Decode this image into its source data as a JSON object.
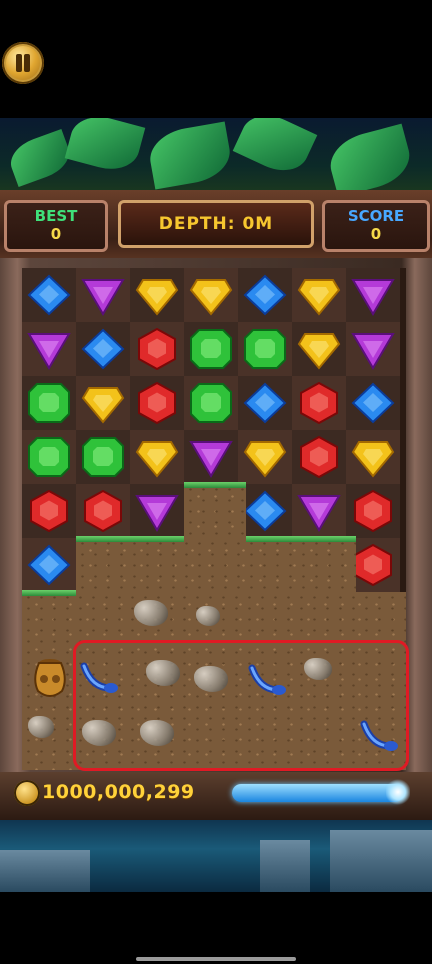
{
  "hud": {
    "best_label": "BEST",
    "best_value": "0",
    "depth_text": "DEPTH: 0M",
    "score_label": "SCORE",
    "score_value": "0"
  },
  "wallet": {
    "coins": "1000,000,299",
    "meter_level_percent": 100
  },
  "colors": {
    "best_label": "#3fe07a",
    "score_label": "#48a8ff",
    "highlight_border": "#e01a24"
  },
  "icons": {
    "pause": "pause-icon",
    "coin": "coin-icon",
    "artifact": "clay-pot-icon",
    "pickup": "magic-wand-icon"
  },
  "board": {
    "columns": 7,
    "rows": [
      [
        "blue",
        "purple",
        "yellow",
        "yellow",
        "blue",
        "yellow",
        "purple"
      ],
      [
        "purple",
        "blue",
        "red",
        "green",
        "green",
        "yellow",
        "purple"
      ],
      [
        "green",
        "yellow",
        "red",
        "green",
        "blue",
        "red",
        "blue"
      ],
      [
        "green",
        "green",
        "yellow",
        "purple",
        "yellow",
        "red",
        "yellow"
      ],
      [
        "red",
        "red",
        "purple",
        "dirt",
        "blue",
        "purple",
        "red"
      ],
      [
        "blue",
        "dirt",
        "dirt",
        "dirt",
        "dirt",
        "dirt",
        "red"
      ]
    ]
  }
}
════
> WRITTEN REQUEST:
Each line of the data is to be duplicated exactly; pictures stay out of the copy.

> SOLUTION TO THIS TASK:
Decode this image into its source data as a JSON object.
{
  "hud": {
    "best_label": "BEST",
    "best_value": "0",
    "depth_text": "DEPTH: 0M",
    "score_label": "SCORE",
    "score_value": "0"
  },
  "wallet": {
    "coins": "1000,000,299",
    "meter_level_percent": 100
  },
  "colors": {
    "best_label": "#3fe07a",
    "score_label": "#48a8ff",
    "highlight_border": "#e01a24"
  },
  "icons": {
    "pause": "pause-icon",
    "coin": "coin-icon",
    "artifact": "clay-pot-icon",
    "pickup": "magic-wand-icon"
  },
  "board": {
    "columns": 7,
    "rows": [
      [
        "blue",
        "purple",
        "yellow",
        "yellow",
        "blue",
        "yellow",
        "purple"
      ],
      [
        "purple",
        "blue",
        "red",
        "green",
        "green",
        "yellow",
        "purple"
      ],
      [
        "green",
        "yellow",
        "red",
        "green",
        "blue",
        "red",
        "blue"
      ],
      [
        "green",
        "green",
        "yellow",
        "purple",
        "yellow",
        "red",
        "yellow"
      ],
      [
        "red",
        "red",
        "purple",
        "dirt",
        "blue",
        "purple",
        "red"
      ],
      [
        "blue",
        "dirt",
        "dirt",
        "dirt",
        "dirt",
        "dirt",
        "red"
      ]
    ]
  }
}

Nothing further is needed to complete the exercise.